## [CHALLENGE]
Collect every line of the records that contains the string "image", copying each line in full. Matching is case-sensitive.

## [Stored data entries]
--- START ---

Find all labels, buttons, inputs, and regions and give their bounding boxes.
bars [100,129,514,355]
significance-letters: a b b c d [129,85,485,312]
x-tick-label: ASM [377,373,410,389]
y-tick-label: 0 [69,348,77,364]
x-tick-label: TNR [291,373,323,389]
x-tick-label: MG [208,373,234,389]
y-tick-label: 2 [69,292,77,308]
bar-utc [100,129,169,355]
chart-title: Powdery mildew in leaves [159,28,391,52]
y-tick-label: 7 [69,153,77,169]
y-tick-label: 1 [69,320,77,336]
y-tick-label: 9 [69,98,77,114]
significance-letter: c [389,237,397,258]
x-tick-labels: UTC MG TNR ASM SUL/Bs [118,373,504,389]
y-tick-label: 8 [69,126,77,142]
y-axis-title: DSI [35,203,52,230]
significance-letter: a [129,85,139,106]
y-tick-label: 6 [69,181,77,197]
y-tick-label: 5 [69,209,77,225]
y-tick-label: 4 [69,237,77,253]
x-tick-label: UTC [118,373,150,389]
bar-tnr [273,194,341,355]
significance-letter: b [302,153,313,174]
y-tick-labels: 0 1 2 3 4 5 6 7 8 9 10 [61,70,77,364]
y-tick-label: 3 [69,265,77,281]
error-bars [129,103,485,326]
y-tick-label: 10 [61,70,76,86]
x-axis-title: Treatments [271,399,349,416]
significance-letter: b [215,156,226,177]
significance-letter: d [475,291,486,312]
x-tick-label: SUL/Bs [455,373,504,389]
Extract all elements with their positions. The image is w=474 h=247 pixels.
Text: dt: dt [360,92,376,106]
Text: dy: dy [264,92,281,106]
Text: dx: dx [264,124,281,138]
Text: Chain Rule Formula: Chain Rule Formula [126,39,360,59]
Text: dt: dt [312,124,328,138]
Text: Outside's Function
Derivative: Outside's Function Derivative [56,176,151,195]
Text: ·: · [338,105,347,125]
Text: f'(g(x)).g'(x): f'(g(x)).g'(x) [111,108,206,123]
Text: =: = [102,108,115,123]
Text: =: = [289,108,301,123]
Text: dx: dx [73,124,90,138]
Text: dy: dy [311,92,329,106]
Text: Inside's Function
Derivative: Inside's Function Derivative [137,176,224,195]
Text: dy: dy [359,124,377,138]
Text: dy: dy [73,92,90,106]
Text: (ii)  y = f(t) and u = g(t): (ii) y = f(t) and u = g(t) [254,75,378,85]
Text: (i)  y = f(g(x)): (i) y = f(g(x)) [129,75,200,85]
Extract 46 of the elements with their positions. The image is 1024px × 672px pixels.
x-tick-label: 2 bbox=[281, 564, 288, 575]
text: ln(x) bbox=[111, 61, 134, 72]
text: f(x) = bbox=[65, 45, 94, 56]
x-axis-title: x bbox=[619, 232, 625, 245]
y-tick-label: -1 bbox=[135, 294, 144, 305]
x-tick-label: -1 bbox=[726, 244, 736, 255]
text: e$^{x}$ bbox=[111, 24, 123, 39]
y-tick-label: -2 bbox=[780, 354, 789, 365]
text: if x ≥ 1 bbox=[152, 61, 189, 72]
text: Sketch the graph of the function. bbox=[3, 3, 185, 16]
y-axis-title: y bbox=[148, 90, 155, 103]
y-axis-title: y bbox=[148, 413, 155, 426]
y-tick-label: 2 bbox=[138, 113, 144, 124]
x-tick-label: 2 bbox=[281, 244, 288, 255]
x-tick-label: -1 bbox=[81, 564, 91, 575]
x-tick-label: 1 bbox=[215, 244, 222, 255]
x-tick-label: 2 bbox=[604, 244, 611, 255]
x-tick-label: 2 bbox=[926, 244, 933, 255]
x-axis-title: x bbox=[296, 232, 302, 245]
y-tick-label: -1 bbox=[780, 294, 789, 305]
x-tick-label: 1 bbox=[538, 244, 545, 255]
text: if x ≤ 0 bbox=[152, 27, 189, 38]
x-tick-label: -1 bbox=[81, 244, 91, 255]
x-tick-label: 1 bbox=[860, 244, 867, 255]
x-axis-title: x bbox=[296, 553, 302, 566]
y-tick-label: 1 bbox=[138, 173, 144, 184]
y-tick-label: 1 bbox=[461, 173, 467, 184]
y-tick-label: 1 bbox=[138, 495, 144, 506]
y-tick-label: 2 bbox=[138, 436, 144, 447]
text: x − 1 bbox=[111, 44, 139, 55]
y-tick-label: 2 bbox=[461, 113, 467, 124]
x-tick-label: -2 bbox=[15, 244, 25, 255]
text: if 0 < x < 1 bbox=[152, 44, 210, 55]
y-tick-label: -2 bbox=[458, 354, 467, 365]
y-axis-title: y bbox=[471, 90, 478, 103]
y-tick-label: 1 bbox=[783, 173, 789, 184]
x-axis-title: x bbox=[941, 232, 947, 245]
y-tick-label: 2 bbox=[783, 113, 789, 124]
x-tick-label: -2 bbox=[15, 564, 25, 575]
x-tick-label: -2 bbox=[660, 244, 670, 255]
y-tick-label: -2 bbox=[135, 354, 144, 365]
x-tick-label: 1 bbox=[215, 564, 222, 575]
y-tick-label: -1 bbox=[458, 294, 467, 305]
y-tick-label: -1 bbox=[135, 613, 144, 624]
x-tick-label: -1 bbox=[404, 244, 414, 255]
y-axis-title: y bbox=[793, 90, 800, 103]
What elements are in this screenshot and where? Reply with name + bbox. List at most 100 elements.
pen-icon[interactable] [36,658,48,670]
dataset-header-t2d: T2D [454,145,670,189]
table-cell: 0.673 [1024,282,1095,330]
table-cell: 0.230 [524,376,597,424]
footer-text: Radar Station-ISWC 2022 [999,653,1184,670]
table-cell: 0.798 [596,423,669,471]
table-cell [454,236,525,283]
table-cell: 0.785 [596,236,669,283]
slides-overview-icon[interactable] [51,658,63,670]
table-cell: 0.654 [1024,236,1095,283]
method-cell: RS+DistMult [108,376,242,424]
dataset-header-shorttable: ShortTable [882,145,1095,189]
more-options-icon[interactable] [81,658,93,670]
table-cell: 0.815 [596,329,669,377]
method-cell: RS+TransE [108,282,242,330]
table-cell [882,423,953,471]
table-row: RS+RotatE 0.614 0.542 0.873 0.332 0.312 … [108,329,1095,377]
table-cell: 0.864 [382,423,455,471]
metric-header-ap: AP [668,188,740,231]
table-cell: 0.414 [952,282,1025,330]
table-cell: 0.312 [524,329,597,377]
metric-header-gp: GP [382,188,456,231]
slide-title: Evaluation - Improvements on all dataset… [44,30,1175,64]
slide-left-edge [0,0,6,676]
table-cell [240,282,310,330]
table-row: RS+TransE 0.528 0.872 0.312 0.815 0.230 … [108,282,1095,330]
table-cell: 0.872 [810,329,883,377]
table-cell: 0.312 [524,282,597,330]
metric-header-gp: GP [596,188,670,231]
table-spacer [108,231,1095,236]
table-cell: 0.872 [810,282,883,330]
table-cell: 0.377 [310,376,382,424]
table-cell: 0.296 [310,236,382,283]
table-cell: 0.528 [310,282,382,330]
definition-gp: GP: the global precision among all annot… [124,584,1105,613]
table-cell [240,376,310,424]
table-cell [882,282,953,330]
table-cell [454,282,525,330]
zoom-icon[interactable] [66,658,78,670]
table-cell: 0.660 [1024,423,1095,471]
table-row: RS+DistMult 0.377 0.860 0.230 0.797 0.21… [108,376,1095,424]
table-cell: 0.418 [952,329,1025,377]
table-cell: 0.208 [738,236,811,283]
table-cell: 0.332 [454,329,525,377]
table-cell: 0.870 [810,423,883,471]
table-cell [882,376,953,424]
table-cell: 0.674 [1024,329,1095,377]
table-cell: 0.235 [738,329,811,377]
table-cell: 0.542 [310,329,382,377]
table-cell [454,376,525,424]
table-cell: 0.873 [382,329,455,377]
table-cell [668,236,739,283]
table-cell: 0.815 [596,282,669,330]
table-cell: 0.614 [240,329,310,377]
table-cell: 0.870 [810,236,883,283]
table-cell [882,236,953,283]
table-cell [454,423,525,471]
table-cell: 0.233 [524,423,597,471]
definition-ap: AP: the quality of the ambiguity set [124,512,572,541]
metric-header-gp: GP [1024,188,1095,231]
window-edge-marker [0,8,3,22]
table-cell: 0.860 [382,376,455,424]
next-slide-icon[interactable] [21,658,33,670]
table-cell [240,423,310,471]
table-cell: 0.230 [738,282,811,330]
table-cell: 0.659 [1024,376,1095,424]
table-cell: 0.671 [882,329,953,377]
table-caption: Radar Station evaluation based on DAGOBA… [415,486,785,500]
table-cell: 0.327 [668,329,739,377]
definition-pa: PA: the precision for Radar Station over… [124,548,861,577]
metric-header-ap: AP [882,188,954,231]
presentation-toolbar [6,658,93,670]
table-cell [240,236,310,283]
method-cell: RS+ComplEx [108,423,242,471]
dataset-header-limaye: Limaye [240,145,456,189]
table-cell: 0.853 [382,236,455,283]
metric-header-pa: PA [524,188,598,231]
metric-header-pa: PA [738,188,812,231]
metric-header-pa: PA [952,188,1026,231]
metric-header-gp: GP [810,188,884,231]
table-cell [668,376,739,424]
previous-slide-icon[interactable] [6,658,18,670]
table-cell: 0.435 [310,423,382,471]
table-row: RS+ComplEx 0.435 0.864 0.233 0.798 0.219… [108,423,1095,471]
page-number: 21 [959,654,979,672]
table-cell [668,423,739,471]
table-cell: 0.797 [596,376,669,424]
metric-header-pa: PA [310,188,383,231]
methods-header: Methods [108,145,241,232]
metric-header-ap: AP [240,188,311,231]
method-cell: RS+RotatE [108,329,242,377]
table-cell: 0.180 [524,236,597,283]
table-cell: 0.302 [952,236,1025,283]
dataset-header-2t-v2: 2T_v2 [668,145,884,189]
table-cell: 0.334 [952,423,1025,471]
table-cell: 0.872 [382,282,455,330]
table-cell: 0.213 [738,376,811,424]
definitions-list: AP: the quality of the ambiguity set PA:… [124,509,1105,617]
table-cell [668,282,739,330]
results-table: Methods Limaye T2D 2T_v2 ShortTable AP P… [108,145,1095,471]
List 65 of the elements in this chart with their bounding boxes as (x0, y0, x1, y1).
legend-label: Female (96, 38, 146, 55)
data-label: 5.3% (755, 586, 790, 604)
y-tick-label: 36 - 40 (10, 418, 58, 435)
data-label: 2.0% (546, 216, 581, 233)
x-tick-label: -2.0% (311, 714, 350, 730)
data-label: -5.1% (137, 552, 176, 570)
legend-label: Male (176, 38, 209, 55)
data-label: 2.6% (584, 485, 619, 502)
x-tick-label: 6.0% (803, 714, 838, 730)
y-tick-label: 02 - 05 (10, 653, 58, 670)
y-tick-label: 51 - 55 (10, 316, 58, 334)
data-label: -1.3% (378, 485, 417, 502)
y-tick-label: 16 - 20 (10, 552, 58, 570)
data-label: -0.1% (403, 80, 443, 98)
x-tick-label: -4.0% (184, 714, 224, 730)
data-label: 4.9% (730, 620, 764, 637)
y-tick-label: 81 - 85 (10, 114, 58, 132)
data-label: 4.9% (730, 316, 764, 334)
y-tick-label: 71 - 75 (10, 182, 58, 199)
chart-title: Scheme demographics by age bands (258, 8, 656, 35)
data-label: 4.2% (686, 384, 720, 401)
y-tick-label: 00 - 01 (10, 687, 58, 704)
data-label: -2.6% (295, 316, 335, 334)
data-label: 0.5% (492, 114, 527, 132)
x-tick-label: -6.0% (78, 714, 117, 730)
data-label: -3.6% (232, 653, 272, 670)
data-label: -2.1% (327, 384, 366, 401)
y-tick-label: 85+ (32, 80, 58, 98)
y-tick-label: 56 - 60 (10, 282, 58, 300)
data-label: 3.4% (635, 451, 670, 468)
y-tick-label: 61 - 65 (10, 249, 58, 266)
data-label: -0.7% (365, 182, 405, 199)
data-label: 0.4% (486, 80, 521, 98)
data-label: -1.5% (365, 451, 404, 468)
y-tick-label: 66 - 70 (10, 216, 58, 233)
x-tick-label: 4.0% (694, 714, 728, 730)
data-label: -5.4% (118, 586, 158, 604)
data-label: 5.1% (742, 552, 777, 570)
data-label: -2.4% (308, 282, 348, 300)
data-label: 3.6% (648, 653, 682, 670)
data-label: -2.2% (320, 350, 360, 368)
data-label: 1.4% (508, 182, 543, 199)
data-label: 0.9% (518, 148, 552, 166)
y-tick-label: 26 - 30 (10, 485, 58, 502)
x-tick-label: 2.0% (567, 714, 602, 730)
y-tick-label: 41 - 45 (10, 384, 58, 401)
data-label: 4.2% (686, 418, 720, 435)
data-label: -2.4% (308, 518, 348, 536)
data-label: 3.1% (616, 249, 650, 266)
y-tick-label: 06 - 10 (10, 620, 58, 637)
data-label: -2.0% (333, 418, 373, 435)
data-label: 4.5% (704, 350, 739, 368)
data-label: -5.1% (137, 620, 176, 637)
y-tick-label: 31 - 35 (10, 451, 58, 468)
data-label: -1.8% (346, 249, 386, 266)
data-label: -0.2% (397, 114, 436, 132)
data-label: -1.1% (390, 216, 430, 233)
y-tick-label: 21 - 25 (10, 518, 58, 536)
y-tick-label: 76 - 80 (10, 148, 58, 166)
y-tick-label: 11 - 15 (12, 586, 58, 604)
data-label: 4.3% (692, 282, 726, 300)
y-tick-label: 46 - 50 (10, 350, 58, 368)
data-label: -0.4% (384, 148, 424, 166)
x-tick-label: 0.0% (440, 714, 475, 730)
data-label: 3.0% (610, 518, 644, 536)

--- END ---

## [FULL RESPONSE]
Extract all elements with their positions. The image is w=474 h=247 pixels.
Extract 46 of the elements with their positions. The image is 1024px × 672px pixels.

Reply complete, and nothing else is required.